- **Set exercise**
Take every line where the string "cortador" appears and copy it.

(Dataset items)
* * * * * * *

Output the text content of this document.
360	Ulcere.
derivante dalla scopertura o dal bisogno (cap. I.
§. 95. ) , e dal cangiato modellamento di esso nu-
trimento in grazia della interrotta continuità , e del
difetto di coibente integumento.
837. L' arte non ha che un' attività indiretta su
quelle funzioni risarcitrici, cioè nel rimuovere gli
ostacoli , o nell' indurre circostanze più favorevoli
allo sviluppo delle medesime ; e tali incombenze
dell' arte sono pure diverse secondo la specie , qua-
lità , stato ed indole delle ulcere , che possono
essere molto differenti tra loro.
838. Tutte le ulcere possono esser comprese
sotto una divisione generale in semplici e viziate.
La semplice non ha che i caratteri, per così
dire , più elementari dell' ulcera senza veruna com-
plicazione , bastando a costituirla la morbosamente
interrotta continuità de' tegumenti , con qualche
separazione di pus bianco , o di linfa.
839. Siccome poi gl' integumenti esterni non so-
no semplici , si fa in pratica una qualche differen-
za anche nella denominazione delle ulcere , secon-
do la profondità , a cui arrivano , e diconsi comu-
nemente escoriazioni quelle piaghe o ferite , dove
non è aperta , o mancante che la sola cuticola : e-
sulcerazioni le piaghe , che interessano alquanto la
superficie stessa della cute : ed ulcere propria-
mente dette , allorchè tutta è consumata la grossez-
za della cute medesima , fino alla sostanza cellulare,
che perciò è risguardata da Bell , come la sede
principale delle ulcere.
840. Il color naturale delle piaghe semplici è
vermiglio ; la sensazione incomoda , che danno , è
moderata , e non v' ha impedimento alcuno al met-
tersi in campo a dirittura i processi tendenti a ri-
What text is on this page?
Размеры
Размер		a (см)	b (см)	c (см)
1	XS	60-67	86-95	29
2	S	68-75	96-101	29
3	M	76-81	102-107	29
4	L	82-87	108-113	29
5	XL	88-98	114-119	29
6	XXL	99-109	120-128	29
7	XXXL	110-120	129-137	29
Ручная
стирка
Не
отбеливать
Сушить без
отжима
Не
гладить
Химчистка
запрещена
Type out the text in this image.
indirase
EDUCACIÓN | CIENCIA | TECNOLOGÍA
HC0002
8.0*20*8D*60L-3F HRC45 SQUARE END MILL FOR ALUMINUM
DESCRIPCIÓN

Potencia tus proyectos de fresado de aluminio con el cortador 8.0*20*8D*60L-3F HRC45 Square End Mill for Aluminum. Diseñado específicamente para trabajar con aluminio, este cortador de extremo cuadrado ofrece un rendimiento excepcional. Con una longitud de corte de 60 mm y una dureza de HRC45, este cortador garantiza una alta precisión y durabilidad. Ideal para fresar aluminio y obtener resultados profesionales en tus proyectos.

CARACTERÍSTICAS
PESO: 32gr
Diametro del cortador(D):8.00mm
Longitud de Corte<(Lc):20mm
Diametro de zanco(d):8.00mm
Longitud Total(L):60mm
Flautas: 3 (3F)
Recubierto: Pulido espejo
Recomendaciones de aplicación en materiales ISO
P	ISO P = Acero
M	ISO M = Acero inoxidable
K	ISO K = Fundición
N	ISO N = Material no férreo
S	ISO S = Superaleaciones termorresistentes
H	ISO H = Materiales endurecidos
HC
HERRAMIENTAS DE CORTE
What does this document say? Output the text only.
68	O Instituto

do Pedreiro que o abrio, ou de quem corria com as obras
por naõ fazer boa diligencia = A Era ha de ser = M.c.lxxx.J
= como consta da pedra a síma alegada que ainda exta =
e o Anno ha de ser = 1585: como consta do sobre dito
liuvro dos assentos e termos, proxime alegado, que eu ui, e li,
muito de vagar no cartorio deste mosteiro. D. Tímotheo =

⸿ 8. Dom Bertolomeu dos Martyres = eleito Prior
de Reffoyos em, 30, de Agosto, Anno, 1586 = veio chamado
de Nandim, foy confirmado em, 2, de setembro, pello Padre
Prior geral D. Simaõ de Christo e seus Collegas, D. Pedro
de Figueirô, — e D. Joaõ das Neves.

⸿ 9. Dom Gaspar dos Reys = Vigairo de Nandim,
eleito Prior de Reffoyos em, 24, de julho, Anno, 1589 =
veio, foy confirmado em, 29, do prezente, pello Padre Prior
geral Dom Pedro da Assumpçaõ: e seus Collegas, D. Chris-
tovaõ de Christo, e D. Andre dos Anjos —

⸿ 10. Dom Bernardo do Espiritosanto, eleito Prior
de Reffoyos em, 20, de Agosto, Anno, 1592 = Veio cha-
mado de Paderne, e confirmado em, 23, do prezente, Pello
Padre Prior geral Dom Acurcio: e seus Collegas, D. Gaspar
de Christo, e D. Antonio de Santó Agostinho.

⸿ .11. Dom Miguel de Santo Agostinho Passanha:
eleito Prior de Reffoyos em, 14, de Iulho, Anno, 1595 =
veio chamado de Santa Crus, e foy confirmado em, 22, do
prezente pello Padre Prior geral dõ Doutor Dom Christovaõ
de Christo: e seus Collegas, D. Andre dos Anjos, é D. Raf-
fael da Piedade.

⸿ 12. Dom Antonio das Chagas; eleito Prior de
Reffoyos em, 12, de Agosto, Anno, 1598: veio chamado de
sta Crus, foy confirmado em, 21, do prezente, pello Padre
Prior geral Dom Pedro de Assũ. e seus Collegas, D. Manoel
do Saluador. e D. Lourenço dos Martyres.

* * * * * * *

- **Result**
Potencia tus proyectos de fresado de aluminio con el cortador 8.0*20*8D*60L-3F HRC45 Square End Mill for Aluminum. Diseñado específicamente para trabajar con aluminio, este cortador de extremo cuadrado ofrece un rendimiento excepcional. Con una longitud de corte de 60 mm y una dureza de HRC45, este cortador garantiza una alta precisión y durabilidad. Ideal para fresar aluminio y obtener resultados profesionales en tus proyectos.
Diametro del cortador(D):8.00mm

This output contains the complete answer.